#### [Excerpted data]
[Start]

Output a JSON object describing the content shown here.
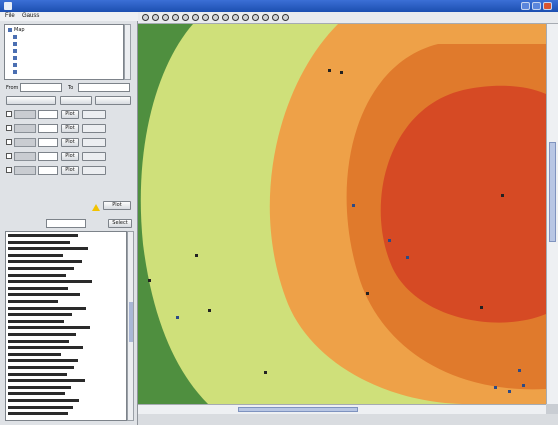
{
  "window": {
    "title": "",
    "colors": {
      "titlebar": "#1c4fb0",
      "close": "#d9542f"
    }
  },
  "menu": {
    "file": "File",
    "second": "Gauss"
  },
  "tree": {
    "items": [
      {
        "label": "Map"
      },
      {
        "label": ""
      },
      {
        "label": ""
      },
      {
        "label": ""
      },
      {
        "label": ""
      },
      {
        "label": ""
      },
      {
        "label": ""
      }
    ]
  },
  "controls": {
    "from_label": "From",
    "from_value": "",
    "to_label": "To",
    "to_value": "",
    "button_left": "",
    "button_mid": "",
    "button_right": "",
    "plot_label": "Plot",
    "results_label": "",
    "results_button": "Select"
  },
  "gauges": [
    {
      "name": "",
      "value": "",
      "button": "Plot",
      "disabled_button": ""
    },
    {
      "name": "",
      "value": "",
      "button": "Plot",
      "disabled_button": ""
    },
    {
      "name": "",
      "value": "",
      "button": "Plot",
      "disabled_button": ""
    },
    {
      "name": "",
      "value": "",
      "button": "Plot",
      "disabled_button": ""
    },
    {
      "name": "",
      "value": "",
      "button": "Plot",
      "disabled_button": ""
    }
  ],
  "results": {
    "row_count": 28
  },
  "map": {
    "zones": [
      {
        "name": "outer",
        "color": "#cfe07a"
      },
      {
        "name": "light-orange",
        "color": "#eea148"
      },
      {
        "name": "orange",
        "color": "#e07a2c"
      },
      {
        "name": "core",
        "color": "#d64a24"
      }
    ],
    "background_color": "#4f8f3f"
  }
}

[End]

#### [Short task]
Quote the entries in full. Any image among them is to be omitted from the copy.

#### [Result below]
Output a JSON object describing the content shown here.
{
  "window": {
    "title": "",
    "colors": {
      "titlebar": "#1c4fb0",
      "close": "#d9542f"
    }
  },
  "menu": {
    "file": "File",
    "second": "Gauss"
  },
  "tree": {
    "items": [
      {
        "label": "Map"
      },
      {
        "label": ""
      },
      {
        "label": ""
      },
      {
        "label": ""
      },
      {
        "label": ""
      },
      {
        "label": ""
      },
      {
        "label": ""
      }
    ]
  },
  "controls": {
    "from_label": "From",
    "from_value": "",
    "to_label": "To",
    "to_value": "",
    "button_left": "",
    "button_mid": "",
    "button_right": "",
    "plot_label": "Plot",
    "results_label": "",
    "results_button": "Select"
  },
  "gauges": [
    {
      "name": "",
      "value": "",
      "button": "Plot",
      "disabled_button": ""
    },
    {
      "name": "",
      "value": "",
      "button": "Plot",
      "disabled_button": ""
    },
    {
      "name": "",
      "value": "",
      "button": "Plot",
      "disabled_button": ""
    },
    {
      "name": "",
      "value": "",
      "button": "Plot",
      "disabled_button": ""
    },
    {
      "name": "",
      "value": "",
      "button": "Plot",
      "disabled_button": ""
    }
  ],
  "results": {
    "row_count": 28
  },
  "map": {
    "zones": [
      {
        "name": "outer",
        "color": "#cfe07a"
      },
      {
        "name": "light-orange",
        "color": "#eea148"
      },
      {
        "name": "orange",
        "color": "#e07a2c"
      },
      {
        "name": "core",
        "color": "#d64a24"
      }
    ],
    "background_color": "#4f8f3f"
  }
}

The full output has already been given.